## WHAT THE TASK ASKS
The entries need to be copied exactly.

## RECORD SET
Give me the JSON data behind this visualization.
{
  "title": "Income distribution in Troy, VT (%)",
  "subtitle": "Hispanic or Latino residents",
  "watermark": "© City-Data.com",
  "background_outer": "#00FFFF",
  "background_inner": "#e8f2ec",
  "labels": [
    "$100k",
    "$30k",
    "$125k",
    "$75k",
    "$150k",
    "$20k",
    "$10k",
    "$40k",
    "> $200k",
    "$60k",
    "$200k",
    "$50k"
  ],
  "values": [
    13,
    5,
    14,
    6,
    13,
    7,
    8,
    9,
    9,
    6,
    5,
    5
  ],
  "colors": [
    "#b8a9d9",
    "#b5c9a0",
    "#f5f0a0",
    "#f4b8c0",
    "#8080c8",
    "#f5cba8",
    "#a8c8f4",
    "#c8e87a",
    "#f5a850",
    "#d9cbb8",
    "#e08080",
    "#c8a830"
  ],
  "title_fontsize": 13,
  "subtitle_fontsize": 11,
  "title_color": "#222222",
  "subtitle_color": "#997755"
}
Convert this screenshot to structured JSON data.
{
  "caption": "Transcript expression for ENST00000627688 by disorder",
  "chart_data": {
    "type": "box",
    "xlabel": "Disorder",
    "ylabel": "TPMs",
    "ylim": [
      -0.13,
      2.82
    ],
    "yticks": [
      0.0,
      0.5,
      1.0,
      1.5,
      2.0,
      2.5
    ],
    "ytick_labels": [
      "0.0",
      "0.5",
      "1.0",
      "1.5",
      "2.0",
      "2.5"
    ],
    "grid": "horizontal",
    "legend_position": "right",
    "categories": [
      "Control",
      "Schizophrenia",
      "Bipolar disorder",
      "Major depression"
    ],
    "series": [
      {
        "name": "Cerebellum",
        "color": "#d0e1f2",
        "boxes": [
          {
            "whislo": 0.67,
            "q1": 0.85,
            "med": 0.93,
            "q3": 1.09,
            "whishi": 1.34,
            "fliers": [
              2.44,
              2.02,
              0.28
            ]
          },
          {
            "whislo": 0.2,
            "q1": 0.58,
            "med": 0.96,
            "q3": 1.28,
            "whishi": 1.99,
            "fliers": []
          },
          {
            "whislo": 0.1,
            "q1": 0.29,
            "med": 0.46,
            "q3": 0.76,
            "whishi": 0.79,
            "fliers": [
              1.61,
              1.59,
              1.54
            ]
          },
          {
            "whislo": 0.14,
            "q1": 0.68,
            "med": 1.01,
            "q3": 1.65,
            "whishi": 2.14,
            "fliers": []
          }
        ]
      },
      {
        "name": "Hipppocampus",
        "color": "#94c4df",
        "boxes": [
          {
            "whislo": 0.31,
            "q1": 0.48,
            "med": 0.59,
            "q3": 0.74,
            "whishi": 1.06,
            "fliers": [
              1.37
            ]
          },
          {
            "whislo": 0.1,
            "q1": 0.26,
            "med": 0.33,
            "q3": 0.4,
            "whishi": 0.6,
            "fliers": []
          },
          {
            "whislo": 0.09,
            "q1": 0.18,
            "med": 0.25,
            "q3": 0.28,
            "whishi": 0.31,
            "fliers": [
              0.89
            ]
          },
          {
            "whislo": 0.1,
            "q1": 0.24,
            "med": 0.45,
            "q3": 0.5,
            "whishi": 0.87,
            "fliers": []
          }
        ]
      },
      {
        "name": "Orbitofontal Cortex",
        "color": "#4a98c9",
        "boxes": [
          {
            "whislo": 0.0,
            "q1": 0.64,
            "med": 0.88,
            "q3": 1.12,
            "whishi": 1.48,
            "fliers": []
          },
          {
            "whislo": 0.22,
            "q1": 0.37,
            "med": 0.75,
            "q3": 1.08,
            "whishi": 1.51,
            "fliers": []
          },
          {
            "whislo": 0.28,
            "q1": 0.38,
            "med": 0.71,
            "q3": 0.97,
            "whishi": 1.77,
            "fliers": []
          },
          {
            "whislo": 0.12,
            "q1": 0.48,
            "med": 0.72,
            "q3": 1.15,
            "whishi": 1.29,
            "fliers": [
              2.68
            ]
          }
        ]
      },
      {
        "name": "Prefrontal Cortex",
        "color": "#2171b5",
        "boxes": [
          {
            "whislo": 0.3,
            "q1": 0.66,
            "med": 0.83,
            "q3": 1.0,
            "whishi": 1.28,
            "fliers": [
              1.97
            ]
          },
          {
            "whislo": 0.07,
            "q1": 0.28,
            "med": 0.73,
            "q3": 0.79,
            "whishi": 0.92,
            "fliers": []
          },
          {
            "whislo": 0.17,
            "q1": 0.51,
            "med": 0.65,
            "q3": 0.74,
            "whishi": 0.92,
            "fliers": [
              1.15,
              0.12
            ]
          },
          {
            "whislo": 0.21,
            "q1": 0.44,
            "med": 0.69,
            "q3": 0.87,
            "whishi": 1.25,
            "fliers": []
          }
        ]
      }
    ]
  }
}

## SOLUTION FOR THIS EXERCISE
Give me the JSON data behind this visualization.
{
  "title": "Income distribution in Troy, VT (%)",
  "subtitle": "Hispanic or Latino residents",
  "watermark": "© City-Data.com",
  "background_outer": "#00FFFF",
  "background_inner": "#e8f2ec",
  "labels": [
    "$100k",
    "$30k",
    "$125k",
    "$75k",
    "$150k",
    "$20k",
    "$10k",
    "$40k",
    "> $200k",
    "$60k",
    "$200k",
    "$50k"
  ],
  "values": [
    13,
    5,
    14,
    6,
    13,
    7,
    8,
    9,
    9,
    6,
    5,
    5
  ],
  "colors": [
    "#b8a9d9",
    "#b5c9a0",
    "#f5f0a0",
    "#f4b8c0",
    "#8080c8",
    "#f5cba8",
    "#a8c8f4",
    "#c8e87a",
    "#f5a850",
    "#d9cbb8",
    "#e08080",
    "#c8a830"
  ],
  "title_fontsize": 13,
  "subtitle_fontsize": 11,
  "title_color": "#222222",
  "subtitle_color": "#997755"
}
Convert this screenshot to structured JSON data.
{
  "caption": "Transcript expression for ENST00000627688 by disorder",
  "chart_data": {
    "type": "box",
    "xlabel": "Disorder",
    "ylabel": "TPMs",
    "ylim": [
      -0.13,
      2.82
    ],
    "yticks": [
      0.0,
      0.5,
      1.0,
      1.5,
      2.0,
      2.5
    ],
    "ytick_labels": [
      "0.0",
      "0.5",
      "1.0",
      "1.5",
      "2.0",
      "2.5"
    ],
    "grid": "horizontal",
    "legend_position": "right",
    "categories": [
      "Control",
      "Schizophrenia",
      "Bipolar disorder",
      "Major depression"
    ],
    "series": [
      {
        "name": "Cerebellum",
        "color": "#d0e1f2",
        "boxes": [
          {
            "whislo": 0.67,
            "q1": 0.85,
            "med": 0.93,
            "q3": 1.09,
            "whishi": 1.34,
            "fliers": [
              2.44,
              2.02,
              0.28
            ]
          },
          {
            "whislo": 0.2,
            "q1": 0.58,
            "med": 0.96,
            "q3": 1.28,
            "whishi": 1.99,
            "fliers": []
          },
          {
            "whislo": 0.1,
            "q1": 0.29,
            "med": 0.46,
            "q3": 0.76,
            "whishi": 0.79,
            "fliers": [
              1.61,
              1.59,
              1.54
            ]
          },
          {
            "whislo": 0.14,
            "q1": 0.68,
            "med": 1.01,
            "q3": 1.65,
            "whishi": 2.14,
            "fliers": []
          }
        ]
      },
      {
        "name": "Hipppocampus",
        "color": "#94c4df",
        "boxes": [
          {
            "whislo": 0.31,
            "q1": 0.48,
            "med": 0.59,
            "q3": 0.74,
            "whishi": 1.06,
            "fliers": [
              1.37
            ]
          },
          {
            "whislo": 0.1,
            "q1": 0.26,
            "med": 0.33,
            "q3": 0.4,
            "whishi": 0.6,
            "fliers": []
          },
          {
            "whislo": 0.09,
            "q1": 0.18,
            "med": 0.25,
            "q3": 0.28,
            "whishi": 0.31,
            "fliers": [
              0.89
            ]
          },
          {
            "whislo": 0.1,
            "q1": 0.24,
            "med": 0.45,
            "q3": 0.5,
            "whishi": 0.87,
            "fliers": []
          }
        ]
      },
      {
        "name": "Orbitofontal Cortex",
        "color": "#4a98c9",
        "boxes": [
          {
            "whislo": 0.0,
            "q1": 0.64,
            "med": 0.88,
            "q3": 1.12,
            "whishi": 1.48,
            "fliers": []
          },
          {
            "whislo": 0.22,
            "q1": 0.37,
            "med": 0.75,
            "q3": 1.08,
            "whishi": 1.51,
            "fliers": []
          },
          {
            "whislo": 0.28,
            "q1": 0.38,
            "med": 0.71,
            "q3": 0.97,
            "whishi": 1.77,
            "fliers": []
          },
          {
            "whislo": 0.12,
            "q1": 0.48,
            "med": 0.72,
            "q3": 1.15,
            "whishi": 1.29,
            "fliers": [
              2.68
            ]
          }
        ]
      },
      {
        "name": "Prefrontal Cortex",
        "color": "#2171b5",
        "boxes": [
          {
            "whislo": 0.3,
            "q1": 0.66,
            "med": 0.83,
            "q3": 1.0,
            "whishi": 1.28,
            "fliers": [
              1.97
            ]
          },
          {
            "whislo": 0.07,
            "q1": 0.28,
            "med": 0.73,
            "q3": 0.79,
            "whishi": 0.92,
            "fliers": []
          },
          {
            "whislo": 0.17,
            "q1": 0.51,
            "med": 0.65,
            "q3": 0.74,
            "whishi": 0.92,
            "fliers": [
              1.15,
              0.12
            ]
          },
          {
            "whislo": 0.21,
            "q1": 0.44,
            "med": 0.69,
            "q3": 0.87,
            "whishi": 1.25,
            "fliers": []
          }
        ]
      }
    ]
  }
}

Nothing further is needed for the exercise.